Transcribe all of the material exactly. Any picture in it should be left out.

(Dataset records)
━━━━━━━━━━━━━━━━━━━━
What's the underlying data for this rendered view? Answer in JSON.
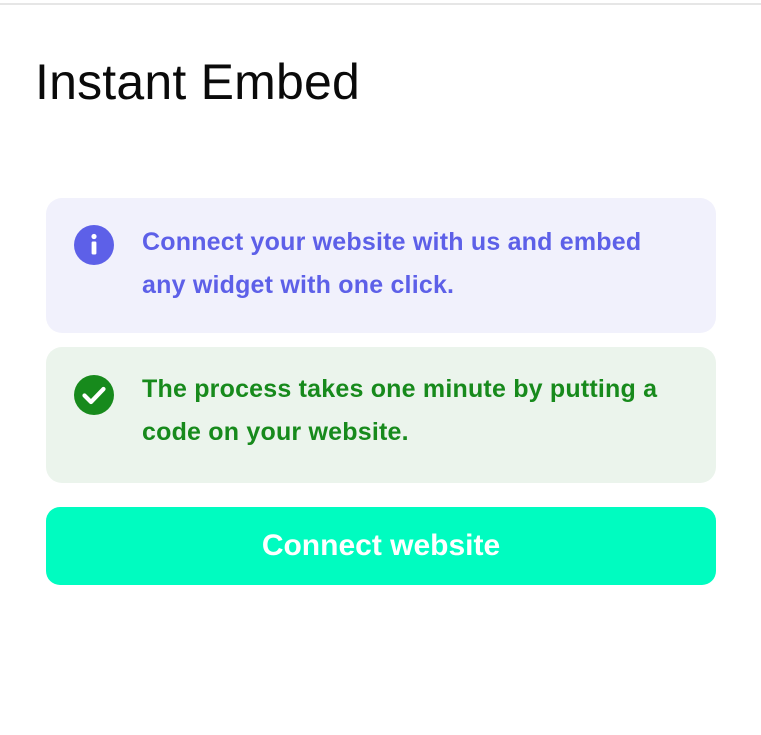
{
  "page": {
    "title": "Instant Embed"
  },
  "notices": {
    "info": {
      "icon": "info-icon",
      "color": "#5d60e8",
      "background": "#f1f1fc",
      "text": "Connect your website with us and embed any widget with one click."
    },
    "success": {
      "icon": "check-circle-icon",
      "color": "#178a1c",
      "background": "#ebf4ec",
      "text": "The process takes one minute by putting a code on your website."
    }
  },
  "actions": {
    "connect_label": "Connect website",
    "connect_color": "#00fcc0"
  }
}
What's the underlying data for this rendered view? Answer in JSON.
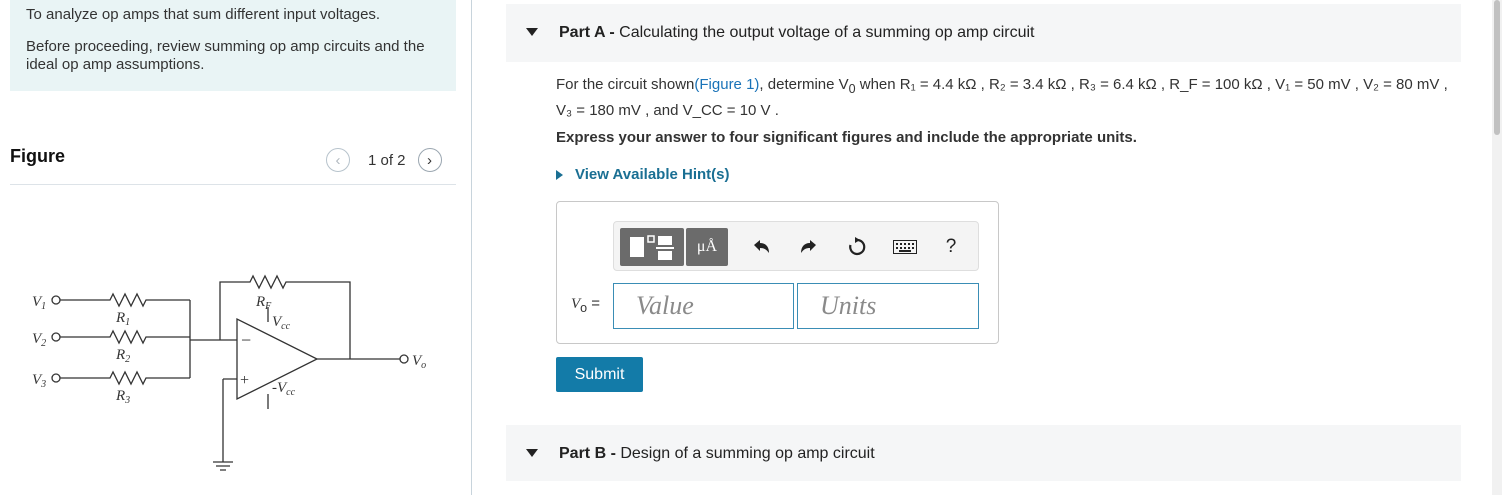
{
  "intro": {
    "line1": "To analyze op amps that sum different input voltages.",
    "line2": "Before proceeding, review summing op amp circuits and the ideal op amp assumptions."
  },
  "figure": {
    "title": "Figure",
    "pager": "1 of 2",
    "prev_icon": "chevron-left-icon",
    "next_icon": "chevron-right-icon",
    "circuit_labels": {
      "v1": "V",
      "v1_sub": "1",
      "v2": "V",
      "v2_sub": "2",
      "v3": "V",
      "v3_sub": "3",
      "r1": "R",
      "r1_sub": "1",
      "r2": "R",
      "r2_sub": "2",
      "r3": "R",
      "r3_sub": "3",
      "rf": "R",
      "rf_sub": "F",
      "vcc": "V",
      "vcc_sub": "cc",
      "nvcc": "-V",
      "nvcc_sub": "cc",
      "vo": "V",
      "vo_sub": "o",
      "minus": "−",
      "plus": "+"
    }
  },
  "partA": {
    "label": "Part A",
    "sep": " - ",
    "title": "Calculating the output voltage of a summing op amp circuit",
    "question_prefix": "For the circuit shown",
    "figure_link": "(Figure 1)",
    "question_rest": ", determine V",
    "vo_sub": "0",
    "given": " when R₁ = 4.4 kΩ , R₂ = 3.4 kΩ , R₃ = 6.4 kΩ , R_F = 100 kΩ , V₁ = 50 mV , V₂ = 80 mV , V₃ = 180 mV , and V_CC = 10 V .",
    "express": "Express your answer to four significant figures and include the appropriate units.",
    "hint": "View Available Hint(s)",
    "toolbar": {
      "template_icon": "template-icon",
      "units_button": "μÅ",
      "undo_icon": "undo-icon",
      "redo_icon": "redo-icon",
      "reset_icon": "reset-icon",
      "keyboard_icon": "keyboard-icon",
      "help": "?"
    },
    "answer_label": "V",
    "answer_label_sub": "o",
    "answer_eq": " =",
    "value_placeholder": "Value",
    "units_placeholder": "Units",
    "submit": "Submit"
  },
  "partB": {
    "label": "Part B",
    "sep": " - ",
    "title": "Design of a summing op amp circuit"
  }
}
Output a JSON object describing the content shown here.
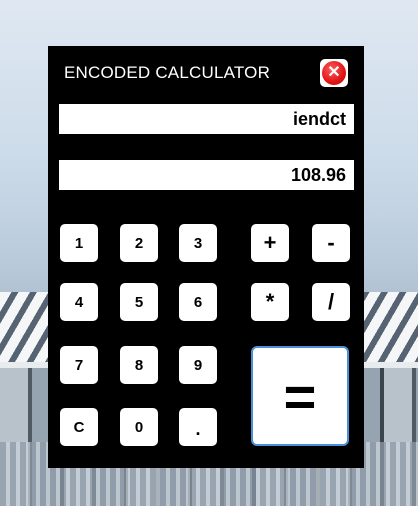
{
  "window": {
    "title": "ENCODED CALCULATOR",
    "close_symbol": "✕",
    "close_icon": "close-icon",
    "accent_color": "#e01515"
  },
  "display": {
    "encoded_text": "iendct",
    "decoded_value": "108.96"
  },
  "keypad": {
    "digits": {
      "one": "1",
      "two": "2",
      "three": "3",
      "four": "4",
      "five": "5",
      "six": "6",
      "seven": "7",
      "eight": "8",
      "nine": "9",
      "zero": "0"
    },
    "clear": "C",
    "decimal": ".",
    "operators": {
      "add": "+",
      "subtract": "-",
      "multiply": "*",
      "divide": "/"
    },
    "equals": "="
  }
}
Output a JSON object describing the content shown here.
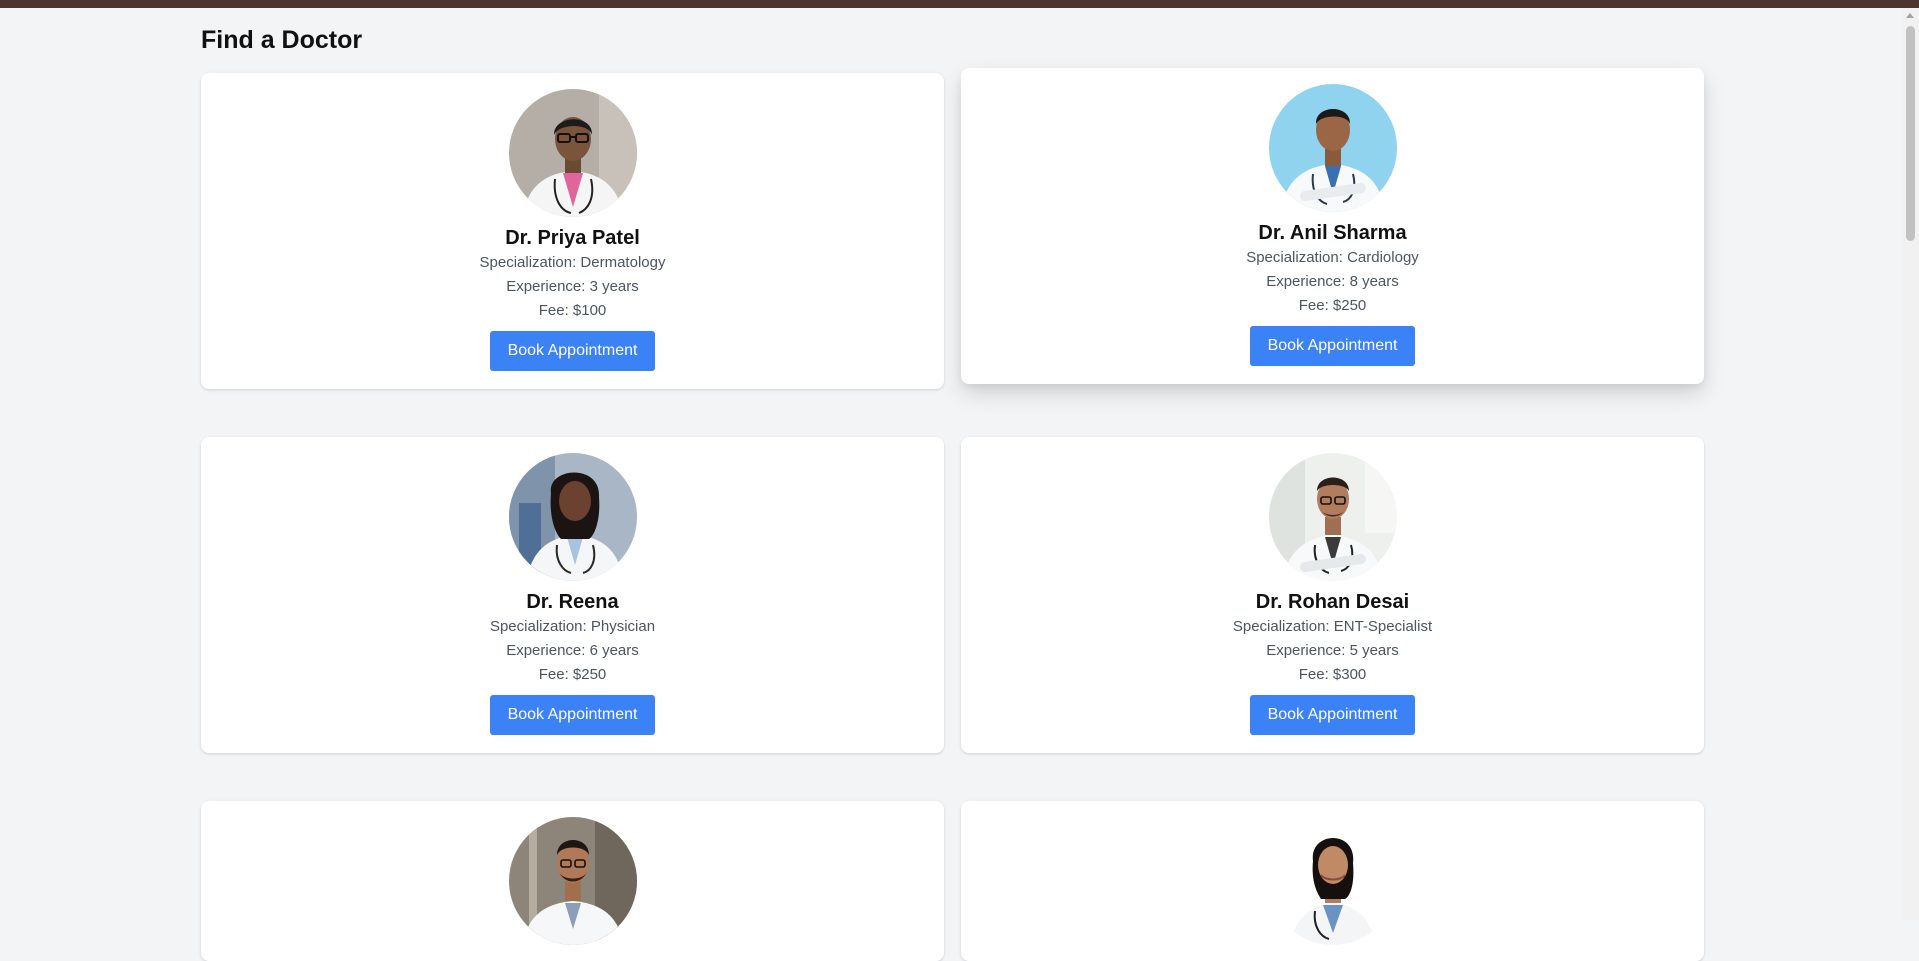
{
  "page": {
    "title": "Find a Doctor"
  },
  "doctors": [
    {
      "name": "Dr. Priya Patel",
      "specialization": "Specialization: Dermatology",
      "experience": "Experience: 3 years",
      "fee": "Fee: $100",
      "button": "Book Appointment"
    },
    {
      "name": "Dr. Anil Sharma",
      "specialization": "Specialization: Cardiology",
      "experience": "Experience: 8 years",
      "fee": "Fee: $250",
      "button": "Book Appointment"
    },
    {
      "name": "Dr. Reena",
      "specialization": "Specialization: Physician",
      "experience": "Experience: 6 years",
      "fee": "Fee: $250",
      "button": "Book Appointment"
    },
    {
      "name": "Dr. Rohan Desai",
      "specialization": "Specialization: ENT-Specialist",
      "experience": "Experience: 5 years",
      "fee": "Fee: $300",
      "button": "Book Appointment"
    }
  ],
  "colors": {
    "topbar": "#4e342e",
    "background": "#f3f4f6",
    "button": "#3b82f6"
  }
}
━━━━━━━━━━━━━━━━━━━━
- Answer for this exercise
What's the underlying data for this rendered view? Answer in JSON.
{
  "page": {
    "title": "Instant Embed"
  },
  "notices": {
    "info": {
      "icon": "info-icon",
      "color": "#5d60e8",
      "background": "#f1f1fc",
      "text": "Connect your website with us and embed any widget with one click."
    },
    "success": {
      "icon": "check-circle-icon",
      "color": "#178a1c",
      "background": "#ebf4ec",
      "text": "The process takes one minute by putting a code on your website."
    }
  },
  "actions": {
    "connect_label": "Connect website",
    "connect_color": "#00fcc0"
  }
}
What's the underlying data for this rendered view? Answer in JSON.
{
  "intro": {
    "line1": "To analyze op amps that sum different input voltages.",
    "line2": "Before proceeding, review summing op amp circuits and the ideal op amp assumptions."
  },
  "figure": {
    "title": "Figure",
    "pager": "1 of 2",
    "prev_icon": "chevron-left-icon",
    "next_icon": "chevron-right-icon",
    "circuit_labels": {
      "v1": "V",
      "v1_sub": "1",
      "v2": "V",
      "v2_sub": "2",
      "v3": "V",
      "v3_sub": "3",
      "r1": "R",
      "r1_sub": "1",
      "r2": "R",
      "r2_sub": "2",
      "r3": "R",
      "r3_sub": "3",
      "rf": "R",
      "rf_sub": "F",
      "vcc": "V",
      "vcc_sub": "cc",
      "nvcc": "-V",
      "nvcc_sub": "cc",
      "vo": "V",
      "vo_sub": "o",
      "minus": "−",
      "plus": "+"
    }
  },
  "partA": {
    "label": "Part A",
    "sep": " - ",
    "title": "Calculating the output voltage of a summing op amp circuit",
    "question_prefix": "For the circuit shown",
    "figure_link": "(Figure 1)",
    "question_rest": ", determine V",
    "vo_sub": "0",
    "given": " when R₁ = 4.4 kΩ , R₂ = 3.4 kΩ , R₃ = 6.4 kΩ , R_F = 100 kΩ , V₁ = 50 mV , V₂ = 80 mV , V₃ = 180 mV , and V_CC = 10 V .",
    "express": "Express your answer to four significant figures and include the appropriate units.",
    "hint": "View Available Hint(s)",
    "toolbar": {
      "template_icon": "template-icon",
      "units_button": "μÅ",
      "undo_icon": "undo-icon",
      "redo_icon": "redo-icon",
      "reset_icon": "reset-icon",
      "keyboard_icon": "keyboard-icon",
      "help": "?"
    },
    "answer_label": "V",
    "answer_label_sub": "o",
    "answer_eq": " =",
    "value_placeholder": "Value",
    "units_placeholder": "Units",
    "submit": "Submit"
  },
  "partB": {
    "label": "Part B",
    "sep": " - ",
    "title": "Design of a summing op amp circuit"
  }
}
Output a JSON object describing the content shown here.
{
  "window": {
    "title": "ENCODED CALCULATOR",
    "close_symbol": "✕",
    "close_icon": "close-icon",
    "accent_color": "#e01515"
  },
  "display": {
    "encoded_text": "iendct",
    "decoded_value": "108.96"
  },
  "keypad": {
    "digits": {
      "one": "1",
      "two": "2",
      "three": "3",
      "four": "4",
      "five": "5",
      "six": "6",
      "seven": "7",
      "eight": "8",
      "nine": "9",
      "zero": "0"
    },
    "clear": "C",
    "decimal": ".",
    "operators": {
      "add": "+",
      "subtract": "-",
      "multiply": "*",
      "divide": "/"
    },
    "equals": "="
  }
}
Output a JSON object describing the content shown here.
{
  "page": {
    "title": "Find a Doctor"
  },
  "doctors": [
    {
      "name": "Dr. Priya Patel",
      "specialization": "Specialization: Dermatology",
      "experience": "Experience: 3 years",
      "fee": "Fee: $100",
      "button": "Book Appointment"
    },
    {
      "name": "Dr. Anil Sharma",
      "specialization": "Specialization: Cardiology",
      "experience": "Experience: 8 years",
      "fee": "Fee: $250",
      "button": "Book Appointment"
    },
    {
      "name": "Dr. Reena",
      "specialization": "Specialization: Physician",
      "experience": "Experience: 6 years",
      "fee": "Fee: $250",
      "button": "Book Appointment"
    },
    {
      "name": "Dr. Rohan Desai",
      "specialization": "Specialization: ENT-Specialist",
      "experience": "Experience: 5 years",
      "fee": "Fee: $300",
      "button": "Book Appointment"
    }
  ],
  "colors": {
    "topbar": "#4e342e",
    "background": "#f3f4f6",
    "button": "#3b82f6"
  }
}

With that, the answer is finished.